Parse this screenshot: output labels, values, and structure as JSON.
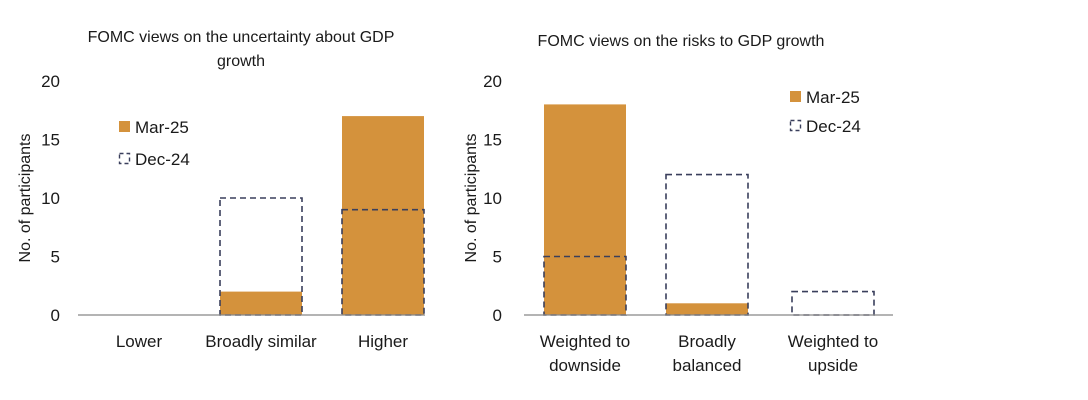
{
  "chart_data": [
    {
      "type": "bar",
      "title": "FOMC views on the uncertainty about GDP growth",
      "title_lines": [
        "FOMC views on the uncertainty about GDP",
        "growth"
      ],
      "ylabel": "No. of participants",
      "xlabel": "",
      "ylim": [
        0,
        20
      ],
      "yticks": [
        0,
        5,
        10,
        15,
        20
      ],
      "categories": [
        "Lower",
        "Broadly similar",
        "Higher"
      ],
      "category_lines": [
        [
          "Lower"
        ],
        [
          "Broadly similar"
        ],
        [
          "Higher"
        ]
      ],
      "series": [
        {
          "name": "Mar-25",
          "style": "filled",
          "values": [
            0,
            2,
            17
          ]
        },
        {
          "name": "Dec-24",
          "style": "dashed-outline",
          "values": [
            0,
            10,
            9
          ]
        }
      ],
      "legend_position": "upper-left"
    },
    {
      "type": "bar",
      "title": "FOMC views on the risks to GDP growth",
      "title_lines": [
        "FOMC views on the risks to GDP growth"
      ],
      "ylabel": "No. of participants",
      "xlabel": "",
      "ylim": [
        0,
        20
      ],
      "yticks": [
        0,
        5,
        10,
        15,
        20
      ],
      "categories": [
        "Weighted to downside",
        "Broadly balanced",
        "Weighted to upside"
      ],
      "category_lines": [
        [
          "Weighted to",
          "downside"
        ],
        [
          "Broadly",
          "balanced"
        ],
        [
          "Weighted to",
          "upside"
        ]
      ],
      "series": [
        {
          "name": "Mar-25",
          "style": "filled",
          "values": [
            18,
            1,
            0
          ]
        },
        {
          "name": "Dec-24",
          "style": "dashed-outline",
          "values": [
            5,
            12,
            2
          ]
        }
      ],
      "legend_position": "upper-right"
    }
  ],
  "colors": {
    "mar25_fill": "#D4923C",
    "dec24_outline": "#3A3F5C",
    "axis": "#888888",
    "text": "#1a1a1a"
  }
}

____

Written request:
Each line above that holds the string "upper" should be copied and shown.

The completed task:
      "legend_position": "upper-left"
      "legend_position": "upper-right"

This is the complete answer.